— Start —

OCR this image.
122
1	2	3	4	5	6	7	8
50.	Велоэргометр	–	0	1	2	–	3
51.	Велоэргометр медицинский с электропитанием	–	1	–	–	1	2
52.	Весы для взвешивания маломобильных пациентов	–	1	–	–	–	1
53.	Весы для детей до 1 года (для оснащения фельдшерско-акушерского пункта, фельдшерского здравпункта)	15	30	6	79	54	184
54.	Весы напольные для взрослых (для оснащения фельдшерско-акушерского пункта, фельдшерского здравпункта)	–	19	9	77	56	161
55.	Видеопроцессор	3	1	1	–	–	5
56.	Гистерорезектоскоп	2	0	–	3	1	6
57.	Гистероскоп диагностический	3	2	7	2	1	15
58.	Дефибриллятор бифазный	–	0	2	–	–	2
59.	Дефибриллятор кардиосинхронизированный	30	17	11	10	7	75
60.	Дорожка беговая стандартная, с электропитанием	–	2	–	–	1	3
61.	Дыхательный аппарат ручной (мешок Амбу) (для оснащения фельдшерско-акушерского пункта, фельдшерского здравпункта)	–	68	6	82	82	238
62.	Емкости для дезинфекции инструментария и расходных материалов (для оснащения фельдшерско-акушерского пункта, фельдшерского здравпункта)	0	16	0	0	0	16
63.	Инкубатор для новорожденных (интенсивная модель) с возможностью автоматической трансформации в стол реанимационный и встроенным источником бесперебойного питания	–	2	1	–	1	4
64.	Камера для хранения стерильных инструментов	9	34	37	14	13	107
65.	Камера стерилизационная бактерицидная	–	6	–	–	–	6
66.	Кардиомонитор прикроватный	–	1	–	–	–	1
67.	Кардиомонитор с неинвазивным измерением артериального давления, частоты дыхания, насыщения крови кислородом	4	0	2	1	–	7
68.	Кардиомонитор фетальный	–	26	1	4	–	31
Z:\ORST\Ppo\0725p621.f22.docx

— End —

__TASK TO CARRY OUT__. Copy out every line of the material above that mentions the word "Камера".

__SOLUTION BELOW__.
64.	Камера для хранения стерильных инструментов	9	34	37	14	13	107
65.	Камера стерилизационная бактерицидная	–	6	–	–	–	6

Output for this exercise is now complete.